— BEGIN Exercise materials —

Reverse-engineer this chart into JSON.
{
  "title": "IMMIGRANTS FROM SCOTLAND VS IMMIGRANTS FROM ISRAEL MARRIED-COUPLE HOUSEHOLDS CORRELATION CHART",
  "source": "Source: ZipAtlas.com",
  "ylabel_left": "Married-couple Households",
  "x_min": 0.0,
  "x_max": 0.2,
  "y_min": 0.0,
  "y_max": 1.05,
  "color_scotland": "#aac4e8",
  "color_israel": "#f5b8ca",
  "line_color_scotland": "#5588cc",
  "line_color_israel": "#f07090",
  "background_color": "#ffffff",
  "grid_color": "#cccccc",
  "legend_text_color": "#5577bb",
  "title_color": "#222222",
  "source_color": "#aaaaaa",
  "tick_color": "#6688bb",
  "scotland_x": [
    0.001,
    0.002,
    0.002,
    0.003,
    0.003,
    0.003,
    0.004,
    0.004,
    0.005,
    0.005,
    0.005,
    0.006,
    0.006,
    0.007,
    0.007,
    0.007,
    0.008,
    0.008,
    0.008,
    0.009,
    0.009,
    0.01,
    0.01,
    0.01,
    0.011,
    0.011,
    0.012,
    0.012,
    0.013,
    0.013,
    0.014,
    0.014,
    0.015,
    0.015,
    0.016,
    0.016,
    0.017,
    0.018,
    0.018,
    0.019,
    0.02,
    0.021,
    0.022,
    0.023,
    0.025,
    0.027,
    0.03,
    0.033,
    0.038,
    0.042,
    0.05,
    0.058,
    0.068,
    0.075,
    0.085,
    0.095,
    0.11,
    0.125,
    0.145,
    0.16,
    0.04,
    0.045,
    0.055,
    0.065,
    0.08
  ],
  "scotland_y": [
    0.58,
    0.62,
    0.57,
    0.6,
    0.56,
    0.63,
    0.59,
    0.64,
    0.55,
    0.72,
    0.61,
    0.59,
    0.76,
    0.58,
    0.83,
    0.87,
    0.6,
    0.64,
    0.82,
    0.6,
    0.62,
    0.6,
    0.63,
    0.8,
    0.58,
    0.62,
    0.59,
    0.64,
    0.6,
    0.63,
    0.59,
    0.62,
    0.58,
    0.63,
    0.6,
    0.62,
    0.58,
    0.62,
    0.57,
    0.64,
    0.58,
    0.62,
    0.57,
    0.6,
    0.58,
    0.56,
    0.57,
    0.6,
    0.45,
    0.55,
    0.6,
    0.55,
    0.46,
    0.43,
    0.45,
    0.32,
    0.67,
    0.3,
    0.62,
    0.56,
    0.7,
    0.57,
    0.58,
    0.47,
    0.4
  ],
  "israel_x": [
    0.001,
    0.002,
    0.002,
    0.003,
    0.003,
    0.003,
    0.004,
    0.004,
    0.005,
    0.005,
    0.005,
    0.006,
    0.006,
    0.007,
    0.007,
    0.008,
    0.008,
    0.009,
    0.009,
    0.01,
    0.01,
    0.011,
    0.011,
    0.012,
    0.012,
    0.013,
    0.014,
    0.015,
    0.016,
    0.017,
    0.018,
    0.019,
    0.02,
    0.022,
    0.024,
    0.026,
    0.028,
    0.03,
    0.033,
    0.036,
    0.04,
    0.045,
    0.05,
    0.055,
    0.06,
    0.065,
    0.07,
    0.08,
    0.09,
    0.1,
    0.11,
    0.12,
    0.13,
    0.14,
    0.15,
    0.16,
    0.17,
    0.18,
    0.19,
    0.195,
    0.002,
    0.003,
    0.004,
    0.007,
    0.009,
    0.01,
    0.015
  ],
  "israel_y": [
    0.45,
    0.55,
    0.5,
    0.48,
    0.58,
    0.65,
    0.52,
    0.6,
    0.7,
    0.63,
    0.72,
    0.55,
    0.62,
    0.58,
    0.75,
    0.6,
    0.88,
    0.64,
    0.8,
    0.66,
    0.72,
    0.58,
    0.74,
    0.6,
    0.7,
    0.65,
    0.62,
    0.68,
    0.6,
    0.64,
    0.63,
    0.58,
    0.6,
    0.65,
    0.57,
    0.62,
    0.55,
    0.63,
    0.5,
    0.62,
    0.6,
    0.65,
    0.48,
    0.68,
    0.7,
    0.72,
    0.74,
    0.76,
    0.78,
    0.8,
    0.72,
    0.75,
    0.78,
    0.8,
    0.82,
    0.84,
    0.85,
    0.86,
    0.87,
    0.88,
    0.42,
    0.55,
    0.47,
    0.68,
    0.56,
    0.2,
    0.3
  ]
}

— END Exercise materials —

• **Task objective**
Write out every record verbatim.

• **Expected output**
Reverse-engineer this chart into JSON.
{
  "title": "IMMIGRANTS FROM SCOTLAND VS IMMIGRANTS FROM ISRAEL MARRIED-COUPLE HOUSEHOLDS CORRELATION CHART",
  "source": "Source: ZipAtlas.com",
  "ylabel_left": "Married-couple Households",
  "x_min": 0.0,
  "x_max": 0.2,
  "y_min": 0.0,
  "y_max": 1.05,
  "color_scotland": "#aac4e8",
  "color_israel": "#f5b8ca",
  "line_color_scotland": "#5588cc",
  "line_color_israel": "#f07090",
  "background_color": "#ffffff",
  "grid_color": "#cccccc",
  "legend_text_color": "#5577bb",
  "title_color": "#222222",
  "source_color": "#aaaaaa",
  "tick_color": "#6688bb",
  "scotland_x": [
    0.001,
    0.002,
    0.002,
    0.003,
    0.003,
    0.003,
    0.004,
    0.004,
    0.005,
    0.005,
    0.005,
    0.006,
    0.006,
    0.007,
    0.007,
    0.007,
    0.008,
    0.008,
    0.008,
    0.009,
    0.009,
    0.01,
    0.01,
    0.01,
    0.011,
    0.011,
    0.012,
    0.012,
    0.013,
    0.013,
    0.014,
    0.014,
    0.015,
    0.015,
    0.016,
    0.016,
    0.017,
    0.018,
    0.018,
    0.019,
    0.02,
    0.021,
    0.022,
    0.023,
    0.025,
    0.027,
    0.03,
    0.033,
    0.038,
    0.042,
    0.05,
    0.058,
    0.068,
    0.075,
    0.085,
    0.095,
    0.11,
    0.125,
    0.145,
    0.16,
    0.04,
    0.045,
    0.055,
    0.065,
    0.08
  ],
  "scotland_y": [
    0.58,
    0.62,
    0.57,
    0.6,
    0.56,
    0.63,
    0.59,
    0.64,
    0.55,
    0.72,
    0.61,
    0.59,
    0.76,
    0.58,
    0.83,
    0.87,
    0.6,
    0.64,
    0.82,
    0.6,
    0.62,
    0.6,
    0.63,
    0.8,
    0.58,
    0.62,
    0.59,
    0.64,
    0.6,
    0.63,
    0.59,
    0.62,
    0.58,
    0.63,
    0.6,
    0.62,
    0.58,
    0.62,
    0.57,
    0.64,
    0.58,
    0.62,
    0.57,
    0.6,
    0.58,
    0.56,
    0.57,
    0.6,
    0.45,
    0.55,
    0.6,
    0.55,
    0.46,
    0.43,
    0.45,
    0.32,
    0.67,
    0.3,
    0.62,
    0.56,
    0.7,
    0.57,
    0.58,
    0.47,
    0.4
  ],
  "israel_x": [
    0.001,
    0.002,
    0.002,
    0.003,
    0.003,
    0.003,
    0.004,
    0.004,
    0.005,
    0.005,
    0.005,
    0.006,
    0.006,
    0.007,
    0.007,
    0.008,
    0.008,
    0.009,
    0.009,
    0.01,
    0.01,
    0.011,
    0.011,
    0.012,
    0.012,
    0.013,
    0.014,
    0.015,
    0.016,
    0.017,
    0.018,
    0.019,
    0.02,
    0.022,
    0.024,
    0.026,
    0.028,
    0.03,
    0.033,
    0.036,
    0.04,
    0.045,
    0.05,
    0.055,
    0.06,
    0.065,
    0.07,
    0.08,
    0.09,
    0.1,
    0.11,
    0.12,
    0.13,
    0.14,
    0.15,
    0.16,
    0.17,
    0.18,
    0.19,
    0.195,
    0.002,
    0.003,
    0.004,
    0.007,
    0.009,
    0.01,
    0.015
  ],
  "israel_y": [
    0.45,
    0.55,
    0.5,
    0.48,
    0.58,
    0.65,
    0.52,
    0.6,
    0.7,
    0.63,
    0.72,
    0.55,
    0.62,
    0.58,
    0.75,
    0.6,
    0.88,
    0.64,
    0.8,
    0.66,
    0.72,
    0.58,
    0.74,
    0.6,
    0.7,
    0.65,
    0.62,
    0.68,
    0.6,
    0.64,
    0.63,
    0.58,
    0.6,
    0.65,
    0.57,
    0.62,
    0.55,
    0.63,
    0.5,
    0.62,
    0.6,
    0.65,
    0.48,
    0.68,
    0.7,
    0.72,
    0.74,
    0.76,
    0.78,
    0.8,
    0.72,
    0.75,
    0.78,
    0.8,
    0.82,
    0.84,
    0.85,
    0.86,
    0.87,
    0.88,
    0.42,
    0.55,
    0.47,
    0.68,
    0.56,
    0.2,
    0.3
  ]
}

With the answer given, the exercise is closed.